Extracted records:
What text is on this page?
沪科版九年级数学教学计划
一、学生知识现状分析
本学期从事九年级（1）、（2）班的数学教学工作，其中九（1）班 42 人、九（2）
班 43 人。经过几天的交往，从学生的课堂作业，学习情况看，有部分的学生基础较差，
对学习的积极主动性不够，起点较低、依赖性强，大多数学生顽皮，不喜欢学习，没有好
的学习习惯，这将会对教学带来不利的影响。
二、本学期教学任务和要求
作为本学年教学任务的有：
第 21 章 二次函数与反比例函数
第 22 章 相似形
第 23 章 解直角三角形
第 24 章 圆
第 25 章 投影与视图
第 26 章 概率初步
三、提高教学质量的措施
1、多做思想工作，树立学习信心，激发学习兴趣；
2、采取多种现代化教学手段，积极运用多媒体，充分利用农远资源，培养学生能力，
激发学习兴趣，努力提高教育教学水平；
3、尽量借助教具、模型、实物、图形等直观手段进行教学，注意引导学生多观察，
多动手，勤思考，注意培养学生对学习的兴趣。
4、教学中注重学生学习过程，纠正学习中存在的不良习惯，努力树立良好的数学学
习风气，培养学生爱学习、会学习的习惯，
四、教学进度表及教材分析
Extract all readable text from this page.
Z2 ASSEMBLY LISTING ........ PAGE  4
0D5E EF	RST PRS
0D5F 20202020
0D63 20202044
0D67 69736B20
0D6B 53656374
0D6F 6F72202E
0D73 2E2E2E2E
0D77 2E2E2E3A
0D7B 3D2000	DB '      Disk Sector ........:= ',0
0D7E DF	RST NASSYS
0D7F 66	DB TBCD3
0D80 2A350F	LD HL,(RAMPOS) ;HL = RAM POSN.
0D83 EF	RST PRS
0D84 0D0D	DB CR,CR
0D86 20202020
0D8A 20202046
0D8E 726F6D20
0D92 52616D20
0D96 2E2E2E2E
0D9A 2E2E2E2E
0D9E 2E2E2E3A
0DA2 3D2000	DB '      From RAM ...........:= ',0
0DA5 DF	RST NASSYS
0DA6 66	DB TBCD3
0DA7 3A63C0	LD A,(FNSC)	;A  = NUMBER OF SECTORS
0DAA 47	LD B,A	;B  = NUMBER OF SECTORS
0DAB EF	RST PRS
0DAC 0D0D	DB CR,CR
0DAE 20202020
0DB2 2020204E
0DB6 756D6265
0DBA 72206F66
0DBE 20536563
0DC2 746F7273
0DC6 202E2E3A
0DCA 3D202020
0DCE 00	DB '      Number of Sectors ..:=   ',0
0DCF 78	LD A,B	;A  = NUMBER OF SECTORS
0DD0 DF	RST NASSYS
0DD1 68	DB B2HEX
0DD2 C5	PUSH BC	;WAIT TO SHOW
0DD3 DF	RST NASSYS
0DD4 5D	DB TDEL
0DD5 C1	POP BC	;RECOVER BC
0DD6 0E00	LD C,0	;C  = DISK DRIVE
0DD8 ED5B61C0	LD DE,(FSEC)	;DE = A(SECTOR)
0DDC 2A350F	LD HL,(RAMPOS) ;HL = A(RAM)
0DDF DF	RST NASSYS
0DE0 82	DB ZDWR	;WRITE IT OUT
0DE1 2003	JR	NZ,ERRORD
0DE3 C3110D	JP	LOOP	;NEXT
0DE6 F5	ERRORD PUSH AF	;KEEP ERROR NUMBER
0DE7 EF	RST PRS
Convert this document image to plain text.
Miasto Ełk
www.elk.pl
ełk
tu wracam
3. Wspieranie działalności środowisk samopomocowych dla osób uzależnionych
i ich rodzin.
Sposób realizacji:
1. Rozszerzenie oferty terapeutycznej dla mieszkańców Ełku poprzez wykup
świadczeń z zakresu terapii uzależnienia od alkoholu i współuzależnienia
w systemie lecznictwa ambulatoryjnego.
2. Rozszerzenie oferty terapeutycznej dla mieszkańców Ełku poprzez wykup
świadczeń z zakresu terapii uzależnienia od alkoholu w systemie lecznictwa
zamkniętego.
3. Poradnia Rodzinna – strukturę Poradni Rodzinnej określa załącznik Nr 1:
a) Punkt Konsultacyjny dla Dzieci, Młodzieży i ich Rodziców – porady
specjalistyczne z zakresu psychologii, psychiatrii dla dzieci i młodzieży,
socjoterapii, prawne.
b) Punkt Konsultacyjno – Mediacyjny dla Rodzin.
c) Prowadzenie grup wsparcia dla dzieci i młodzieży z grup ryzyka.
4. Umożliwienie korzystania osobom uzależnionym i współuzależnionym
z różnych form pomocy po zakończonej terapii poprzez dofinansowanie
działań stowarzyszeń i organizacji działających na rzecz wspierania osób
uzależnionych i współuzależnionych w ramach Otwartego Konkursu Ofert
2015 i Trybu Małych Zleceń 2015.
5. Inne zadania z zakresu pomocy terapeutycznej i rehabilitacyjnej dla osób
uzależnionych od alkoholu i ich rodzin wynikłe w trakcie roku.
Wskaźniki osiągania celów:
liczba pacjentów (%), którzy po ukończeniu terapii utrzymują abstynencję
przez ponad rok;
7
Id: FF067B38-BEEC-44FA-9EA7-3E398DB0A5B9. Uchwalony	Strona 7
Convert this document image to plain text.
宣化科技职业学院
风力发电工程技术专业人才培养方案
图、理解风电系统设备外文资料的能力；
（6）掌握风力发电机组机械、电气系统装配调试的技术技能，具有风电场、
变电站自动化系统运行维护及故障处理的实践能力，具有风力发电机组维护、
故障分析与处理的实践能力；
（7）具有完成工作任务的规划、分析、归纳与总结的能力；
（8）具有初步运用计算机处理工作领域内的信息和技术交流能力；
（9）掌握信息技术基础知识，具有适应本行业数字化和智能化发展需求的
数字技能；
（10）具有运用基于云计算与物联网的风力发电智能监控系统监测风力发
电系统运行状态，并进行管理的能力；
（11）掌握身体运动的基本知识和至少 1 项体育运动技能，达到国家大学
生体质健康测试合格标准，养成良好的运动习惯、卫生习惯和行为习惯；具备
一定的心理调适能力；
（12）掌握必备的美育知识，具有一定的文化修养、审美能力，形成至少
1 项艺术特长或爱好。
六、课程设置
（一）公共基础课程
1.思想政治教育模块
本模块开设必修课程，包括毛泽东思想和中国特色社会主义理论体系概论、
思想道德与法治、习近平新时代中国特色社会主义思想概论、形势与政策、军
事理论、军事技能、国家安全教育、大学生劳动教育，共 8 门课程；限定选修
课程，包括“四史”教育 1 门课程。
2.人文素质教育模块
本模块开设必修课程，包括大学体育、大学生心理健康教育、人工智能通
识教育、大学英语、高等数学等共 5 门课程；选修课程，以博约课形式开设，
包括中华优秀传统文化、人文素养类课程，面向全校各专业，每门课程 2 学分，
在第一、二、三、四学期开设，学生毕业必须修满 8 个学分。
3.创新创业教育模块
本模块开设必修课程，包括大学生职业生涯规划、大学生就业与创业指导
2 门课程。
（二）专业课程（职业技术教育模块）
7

TO BE DONE: Could you transcribe the records in full, exactly?

FINAL ANSWER:
What text is on this page?
沪科版九年级数学教学计划
一、学生知识现状分析
本学期从事九年级（1）、（2）班的数学教学工作，其中九（1）班 42 人、九（2）
班 43 人。经过几天的交往，从学生的课堂作业，学习情况看，有部分的学生基础较差，
对学习的积极主动性不够，起点较低、依赖性强，大多数学生顽皮，不喜欢学习，没有好
的学习习惯，这将会对教学带来不利的影响。
二、本学期教学任务和要求
作为本学年教学任务的有：
第 21 章 二次函数与反比例函数
第 22 章 相似形
第 23 章 解直角三角形
第 24 章 圆
第 25 章 投影与视图
第 26 章 概率初步
三、提高教学质量的措施
1、多做思想工作，树立学习信心，激发学习兴趣；
2、采取多种现代化教学手段，积极运用多媒体，充分利用农远资源，培养学生能力，
激发学习兴趣，努力提高教育教学水平；
3、尽量借助教具、模型、实物、图形等直观手段进行教学，注意引导学生多观察，
多动手，勤思考，注意培养学生对学习的兴趣。
4、教学中注重学生学习过程，纠正学习中存在的不良习惯，努力树立良好的数学学
习风气，培养学生爱学习、会学习的习惯，
四、教学进度表及教材分析
Extract all readable text from this page.
Z2 ASSEMBLY LISTING ........ PAGE  4
0D5E EF	RST PRS
0D5F 20202020
0D63 20202044
0D67 69736B20
0D6B 53656374
0D6F 6F72202E
0D73 2E2E2E2E
0D77 2E2E2E3A
0D7B 3D2000	DB '      Disk Sector ........:= ',0
0D7E DF	RST NASSYS
0D7F 66	DB TBCD3
0D80 2A350F	LD HL,(RAMPOS) ;HL = RAM POSN.
0D83 EF	RST PRS
0D84 0D0D	DB CR,CR
0D86 20202020
0D8A 20202046
0D8E 726F6D20
0D92 52616D20
0D96 2E2E2E2E
0D9A 2E2E2E2E
0D9E 2E2E2E3A
0DA2 3D2000	DB '      From RAM ...........:= ',0
0DA5 DF	RST NASSYS
0DA6 66	DB TBCD3
0DA7 3A63C0	LD A,(FNSC)	;A  = NUMBER OF SECTORS
0DAA 47	LD B,A	;B  = NUMBER OF SECTORS
0DAB EF	RST PRS
0DAC 0D0D	DB CR,CR
0DAE 20202020
0DB2 2020204E
0DB6 756D6265
0DBA 72206F66
0DBE 20536563
0DC2 746F7273
0DC6 202E2E3A
0DCA 3D202020
0DCE 00	DB '      Number of Sectors ..:=   ',0
0DCF 78	LD A,B	;A  = NUMBER OF SECTORS
0DD0 DF	RST NASSYS
0DD1 68	DB B2HEX
0DD2 C5	PUSH BC	;WAIT TO SHOW
0DD3 DF	RST NASSYS
0DD4 5D	DB TDEL
0DD5 C1	POP BC	;RECOVER BC
0DD6 0E00	LD C,0	;C  = DISK DRIVE
0DD8 ED5B61C0	LD DE,(FSEC)	;DE = A(SECTOR)
0DDC 2A350F	LD HL,(RAMPOS) ;HL = A(RAM)
0DDF DF	RST NASSYS
0DE0 82	DB ZDWR	;WRITE IT OUT
0DE1 2003	JR	NZ,ERRORD
0DE3 C3110D	JP	LOOP	;NEXT
0DE6 F5	ERRORD PUSH AF	;KEEP ERROR NUMBER
0DE7 EF	RST PRS
Convert this document image to plain text.
Miasto Ełk
www.elk.pl
ełk
tu wracam
3. Wspieranie działalności środowisk samopomocowych dla osób uzależnionych
i ich rodzin.
Sposób realizacji:
1. Rozszerzenie oferty terapeutycznej dla mieszkańców Ełku poprzez wykup
świadczeń z zakresu terapii uzależnienia od alkoholu i współuzależnienia
w systemie lecznictwa ambulatoryjnego.
2. Rozszerzenie oferty terapeutycznej dla mieszkańców Ełku poprzez wykup
świadczeń z zakresu terapii uzależnienia od alkoholu w systemie lecznictwa
zamkniętego.
3. Poradnia Rodzinna – strukturę Poradni Rodzinnej określa załącznik Nr 1:
a) Punkt Konsultacyjny dla Dzieci, Młodzieży i ich Rodziców – porady
specjalistyczne z zakresu psychologii, psychiatrii dla dzieci i młodzieży,
socjoterapii, prawne.
b) Punkt Konsultacyjno – Mediacyjny dla Rodzin.
c) Prowadzenie grup wsparcia dla dzieci i młodzieży z grup ryzyka.
4. Umożliwienie korzystania osobom uzależnionym i współuzależnionym
z różnych form pomocy po zakończonej terapii poprzez dofinansowanie
działań stowarzyszeń i organizacji działających na rzecz wspierania osób
uzależnionych i współuzależnionych w ramach Otwartego Konkursu Ofert
2015 i Trybu Małych Zleceń 2015.
5. Inne zadania z zakresu pomocy terapeutycznej i rehabilitacyjnej dla osób
uzależnionych od alkoholu i ich rodzin wynikłe w trakcie roku.
Wskaźniki osiągania celów:
liczba pacjentów (%), którzy po ukończeniu terapii utrzymują abstynencję
przez ponad rok;
7
Id: FF067B38-BEEC-44FA-9EA7-3E398DB0A5B9. Uchwalony	Strona 7
Convert this document image to plain text.
宣化科技职业学院
风力发电工程技术专业人才培养方案
图、理解风电系统设备外文资料的能力；
（6）掌握风力发电机组机械、电气系统装配调试的技术技能，具有风电场、
变电站自动化系统运行维护及故障处理的实践能力，具有风力发电机组维护、
故障分析与处理的实践能力；
（7）具有完成工作任务的规划、分析、归纳与总结的能力；
（8）具有初步运用计算机处理工作领域内的信息和技术交流能力；
（9）掌握信息技术基础知识，具有适应本行业数字化和智能化发展需求的
数字技能；
（10）具有运用基于云计算与物联网的风力发电智能监控系统监测风力发
电系统运行状态，并进行管理的能力；
（11）掌握身体运动的基本知识和至少 1 项体育运动技能，达到国家大学
生体质健康测试合格标准，养成良好的运动习惯、卫生习惯和行为习惯；具备
一定的心理调适能力；
（12）掌握必备的美育知识，具有一定的文化修养、审美能力，形成至少
1 项艺术特长或爱好。
六、课程设置
（一）公共基础课程
1.思想政治教育模块
本模块开设必修课程，包括毛泽东思想和中国特色社会主义理论体系概论、
思想道德与法治、习近平新时代中国特色社会主义思想概论、形势与政策、军
事理论、军事技能、国家安全教育、大学生劳动教育，共 8 门课程；限定选修
课程，包括“四史”教育 1 门课程。
2.人文素质教育模块
本模块开设必修课程，包括大学体育、大学生心理健康教育、人工智能通
识教育、大学英语、高等数学等共 5 门课程；选修课程，以博约课形式开设，
包括中华优秀传统文化、人文素养类课程，面向全校各专业，每门课程 2 学分，
在第一、二、三、四学期开设，学生毕业必须修满 8 个学分。
3.创新创业教育模块
本模块开设必修课程，包括大学生职业生涯规划、大学生就业与创业指导
2 门课程。
（二）专业课程（职业技术教育模块）
7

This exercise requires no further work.